• DATA FOR THE TASK
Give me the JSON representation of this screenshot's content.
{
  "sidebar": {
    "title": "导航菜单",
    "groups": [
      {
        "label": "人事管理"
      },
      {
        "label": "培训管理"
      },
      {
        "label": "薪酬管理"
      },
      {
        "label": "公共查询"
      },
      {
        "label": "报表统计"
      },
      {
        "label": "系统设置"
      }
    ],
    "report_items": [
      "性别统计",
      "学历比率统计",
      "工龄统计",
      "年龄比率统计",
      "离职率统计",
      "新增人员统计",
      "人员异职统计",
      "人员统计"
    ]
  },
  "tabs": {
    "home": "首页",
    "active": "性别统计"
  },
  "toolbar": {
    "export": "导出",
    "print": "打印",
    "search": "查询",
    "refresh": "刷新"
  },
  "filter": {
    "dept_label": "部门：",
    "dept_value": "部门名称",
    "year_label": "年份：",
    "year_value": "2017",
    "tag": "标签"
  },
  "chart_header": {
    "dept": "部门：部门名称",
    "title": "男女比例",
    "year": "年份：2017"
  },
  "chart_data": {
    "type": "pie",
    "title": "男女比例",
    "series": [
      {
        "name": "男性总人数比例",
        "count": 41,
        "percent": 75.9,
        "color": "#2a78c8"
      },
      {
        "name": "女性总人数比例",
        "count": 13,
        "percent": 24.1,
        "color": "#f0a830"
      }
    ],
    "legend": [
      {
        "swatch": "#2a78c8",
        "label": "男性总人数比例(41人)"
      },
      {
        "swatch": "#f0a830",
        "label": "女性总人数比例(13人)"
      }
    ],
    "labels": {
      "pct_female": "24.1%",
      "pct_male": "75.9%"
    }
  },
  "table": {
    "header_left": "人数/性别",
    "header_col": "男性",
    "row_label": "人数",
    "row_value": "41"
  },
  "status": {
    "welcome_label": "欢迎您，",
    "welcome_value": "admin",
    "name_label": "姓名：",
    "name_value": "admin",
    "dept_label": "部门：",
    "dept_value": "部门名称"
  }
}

• SHORT PROBLEM
Take the entries and copy them out exactly.

• FULL SOLUTION
Give me the JSON representation of this screenshot's content.
{
  "sidebar": {
    "title": "导航菜单",
    "groups": [
      {
        "label": "人事管理"
      },
      {
        "label": "培训管理"
      },
      {
        "label": "薪酬管理"
      },
      {
        "label": "公共查询"
      },
      {
        "label": "报表统计"
      },
      {
        "label": "系统设置"
      }
    ],
    "report_items": [
      "性别统计",
      "学历比率统计",
      "工龄统计",
      "年龄比率统计",
      "离职率统计",
      "新增人员统计",
      "人员异职统计",
      "人员统计"
    ]
  },
  "tabs": {
    "home": "首页",
    "active": "性别统计"
  },
  "toolbar": {
    "export": "导出",
    "print": "打印",
    "search": "查询",
    "refresh": "刷新"
  },
  "filter": {
    "dept_label": "部门：",
    "dept_value": "部门名称",
    "year_label": "年份：",
    "year_value": "2017",
    "tag": "标签"
  },
  "chart_header": {
    "dept": "部门：部门名称",
    "title": "男女比例",
    "year": "年份：2017"
  },
  "chart_data": {
    "type": "pie",
    "title": "男女比例",
    "series": [
      {
        "name": "男性总人数比例",
        "count": 41,
        "percent": 75.9,
        "color": "#2a78c8"
      },
      {
        "name": "女性总人数比例",
        "count": 13,
        "percent": 24.1,
        "color": "#f0a830"
      }
    ],
    "legend": [
      {
        "swatch": "#2a78c8",
        "label": "男性总人数比例(41人)"
      },
      {
        "swatch": "#f0a830",
        "label": "女性总人数比例(13人)"
      }
    ],
    "labels": {
      "pct_female": "24.1%",
      "pct_male": "75.9%"
    }
  },
  "table": {
    "header_left": "人数/性别",
    "header_col": "男性",
    "row_label": "人数",
    "row_value": "41"
  },
  "status": {
    "welcome_label": "欢迎您，",
    "welcome_value": "admin",
    "name_label": "姓名：",
    "name_value": "admin",
    "dept_label": "部门：",
    "dept_value": "部门名称"
  }
}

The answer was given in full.